======== 阅读短文 ========
SentenceTransformers 库介绍_sentence transformer model.encode

作者：Gausst松鼠会 | 2024-04-05 19:36:15

踩

sentence transformer model.encode

SentenceTransformers 是一个可以用于句子、文本和图像嵌入的Python库。可以为 100 多种语言计算文本的嵌入并且可以轻松地将它们用于语义文本相似性、语义搜索和同义词挖掘等常见任务。该框架基于 PyTorch 和 Transformers，并提供了大量针对各种任务的预训练模型。还可以很容易根据自己的模型进行微调。


### 1. install
 
pip install -U sentence-transformers
 
### 2. Computing Sentence Embeddings
 
from sentence_transformers import SentenceTransformer
model = SentenceTransformer('all-MiniLM-L6-v2')
 
#Our sentences we like to encode
sentences = ['This framework generates embeddings for each input sentence',
    'Sentences are passed as a list of string.', 
    'The quick brown fox jumps over the lazy dog.']
 
#Sentences are encoded by calling model.encode()
embeddings = model.encode(sentences)
 
#Print the embeddings
for sentence, embedding in zip(sentences, embeddings):
    print("Sentence:", sentence)
======== 练习材料 ========
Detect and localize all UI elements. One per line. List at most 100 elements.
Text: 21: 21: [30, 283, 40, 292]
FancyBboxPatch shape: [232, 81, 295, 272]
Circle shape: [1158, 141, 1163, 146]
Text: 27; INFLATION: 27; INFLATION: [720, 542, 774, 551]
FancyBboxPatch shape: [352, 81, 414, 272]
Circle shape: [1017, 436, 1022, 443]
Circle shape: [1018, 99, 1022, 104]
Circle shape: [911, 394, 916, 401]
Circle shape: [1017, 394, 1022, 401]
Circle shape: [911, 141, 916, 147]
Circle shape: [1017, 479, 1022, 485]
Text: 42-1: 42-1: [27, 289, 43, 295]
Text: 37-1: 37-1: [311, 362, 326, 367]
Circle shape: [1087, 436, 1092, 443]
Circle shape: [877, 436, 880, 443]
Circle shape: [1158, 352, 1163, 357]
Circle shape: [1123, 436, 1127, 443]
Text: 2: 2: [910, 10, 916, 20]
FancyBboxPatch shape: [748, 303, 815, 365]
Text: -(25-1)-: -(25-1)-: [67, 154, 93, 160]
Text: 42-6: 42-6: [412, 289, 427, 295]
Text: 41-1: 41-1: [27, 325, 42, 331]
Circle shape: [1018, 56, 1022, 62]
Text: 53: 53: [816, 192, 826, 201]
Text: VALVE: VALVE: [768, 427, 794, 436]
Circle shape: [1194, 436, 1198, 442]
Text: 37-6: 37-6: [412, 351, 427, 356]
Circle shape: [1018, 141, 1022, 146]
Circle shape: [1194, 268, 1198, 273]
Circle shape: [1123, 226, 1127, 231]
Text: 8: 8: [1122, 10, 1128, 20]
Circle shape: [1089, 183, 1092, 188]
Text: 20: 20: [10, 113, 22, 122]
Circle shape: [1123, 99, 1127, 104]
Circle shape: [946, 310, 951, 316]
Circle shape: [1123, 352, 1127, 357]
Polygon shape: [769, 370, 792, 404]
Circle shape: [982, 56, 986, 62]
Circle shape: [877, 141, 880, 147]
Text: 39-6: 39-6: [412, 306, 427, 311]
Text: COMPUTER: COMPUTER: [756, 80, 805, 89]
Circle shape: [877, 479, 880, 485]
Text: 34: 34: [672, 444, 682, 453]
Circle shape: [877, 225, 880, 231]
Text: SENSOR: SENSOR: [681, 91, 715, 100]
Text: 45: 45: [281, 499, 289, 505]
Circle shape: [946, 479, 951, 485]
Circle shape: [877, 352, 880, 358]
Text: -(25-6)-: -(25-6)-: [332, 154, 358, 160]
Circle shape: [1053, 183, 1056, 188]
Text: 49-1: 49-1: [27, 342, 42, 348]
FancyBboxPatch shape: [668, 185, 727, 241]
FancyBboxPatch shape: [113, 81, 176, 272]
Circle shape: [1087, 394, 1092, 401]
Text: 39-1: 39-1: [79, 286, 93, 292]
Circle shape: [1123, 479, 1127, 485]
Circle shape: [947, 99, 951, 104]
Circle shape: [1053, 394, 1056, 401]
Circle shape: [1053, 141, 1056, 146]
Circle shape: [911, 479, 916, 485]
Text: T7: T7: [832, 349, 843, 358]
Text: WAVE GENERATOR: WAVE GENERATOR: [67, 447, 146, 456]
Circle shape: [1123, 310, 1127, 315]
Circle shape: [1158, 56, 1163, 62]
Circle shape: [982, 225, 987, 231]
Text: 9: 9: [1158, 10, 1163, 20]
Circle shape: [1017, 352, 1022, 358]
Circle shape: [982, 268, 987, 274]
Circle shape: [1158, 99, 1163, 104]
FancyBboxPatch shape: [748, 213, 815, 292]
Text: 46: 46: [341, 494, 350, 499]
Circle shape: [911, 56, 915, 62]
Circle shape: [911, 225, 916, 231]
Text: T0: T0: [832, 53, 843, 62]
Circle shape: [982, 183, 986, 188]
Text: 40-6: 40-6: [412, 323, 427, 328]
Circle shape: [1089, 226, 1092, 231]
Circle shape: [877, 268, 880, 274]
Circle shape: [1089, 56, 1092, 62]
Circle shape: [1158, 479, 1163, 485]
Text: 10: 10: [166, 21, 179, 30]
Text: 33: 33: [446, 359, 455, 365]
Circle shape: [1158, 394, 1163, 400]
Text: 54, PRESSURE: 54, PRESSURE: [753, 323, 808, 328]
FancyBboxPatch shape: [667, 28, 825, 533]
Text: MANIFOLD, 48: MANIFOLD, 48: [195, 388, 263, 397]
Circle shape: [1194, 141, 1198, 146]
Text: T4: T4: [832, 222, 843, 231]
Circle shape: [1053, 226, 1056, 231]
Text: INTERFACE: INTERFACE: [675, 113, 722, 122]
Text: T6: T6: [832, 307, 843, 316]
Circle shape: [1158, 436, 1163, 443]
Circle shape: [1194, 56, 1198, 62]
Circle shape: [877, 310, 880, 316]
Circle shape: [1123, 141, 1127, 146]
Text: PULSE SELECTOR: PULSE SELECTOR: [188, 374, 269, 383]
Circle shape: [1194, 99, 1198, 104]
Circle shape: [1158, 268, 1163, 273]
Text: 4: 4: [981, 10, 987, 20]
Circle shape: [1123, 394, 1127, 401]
========
◆ 要求 1:
请把记录中从开头一行到含有“Circle shape: [1017, 479, 1022, 485]”的那一行原样复制出来，首尾两行都包括在内。
◆ 要求 2:
请从这篇 SentenceTransformers 库介绍的末尾接着往下写。
这篇 SentenceTransformers 库介绍与这些记录彼此无关。

◆ 答案 1:
Detect and localize all UI elements. One per line. List at most 100 elements.
Text: 21: 21: [30, 283, 40, 292]
FancyBboxPatch shape: [232, 81, 295, 272]
Circle shape: [1158, 141, 1163, 146]
Text: 27; INFLATION: 27; INFLATION: [720, 542, 774, 551]
FancyBboxPatch shape: [352, 81, 414, 272]
Circle shape: [1017, 436, 1022, 443]
Circle shape: [1018, 99, 1022, 104]
Circle shape: [911, 394, 916, 401]
Circle shape: [1017, 394, 1022, 401]
Circle shape: [911, 141, 916, 147]
Circle shape: [1017, 479, 1022, 485]

◆ 答案 2:
    print("Embedding:", embedding)
    print("")
# 注： 网络连接问题，导致模型下载失败！
 
### 3. Semantic Textual Similarity
from sentence_transformers import SentenceTransformer, util
model = SentenceTransformer('all-MiniLM-L6-v2')
 
# Two lists of sentences
sentences1 = ['The cat sits outside',
             'A man is playing guitar',
             'The new movie is awesome']
 
sentences2 = ['The dog plays in the garden',
              'A woman watches TV',
              'The new movie is so great']
 
#Compute embedding for both lists
embeddings1 = model.encode(sentences1, convert_to_tensor=True)
embeddings2 = model.encode(sentences2, convert_to_tensor=True)
 
#Compute cosine-similarities
cosine_scores = util.cos_sim(embeddings1, embeddings2)
 
#Output the pairs with their score
for i in range(len(sentences1)):
    print("{} \t\t {} \t\t Score: {:.4f}".format(sentences1[i], sentences2[i], cosine_scores[i][i]))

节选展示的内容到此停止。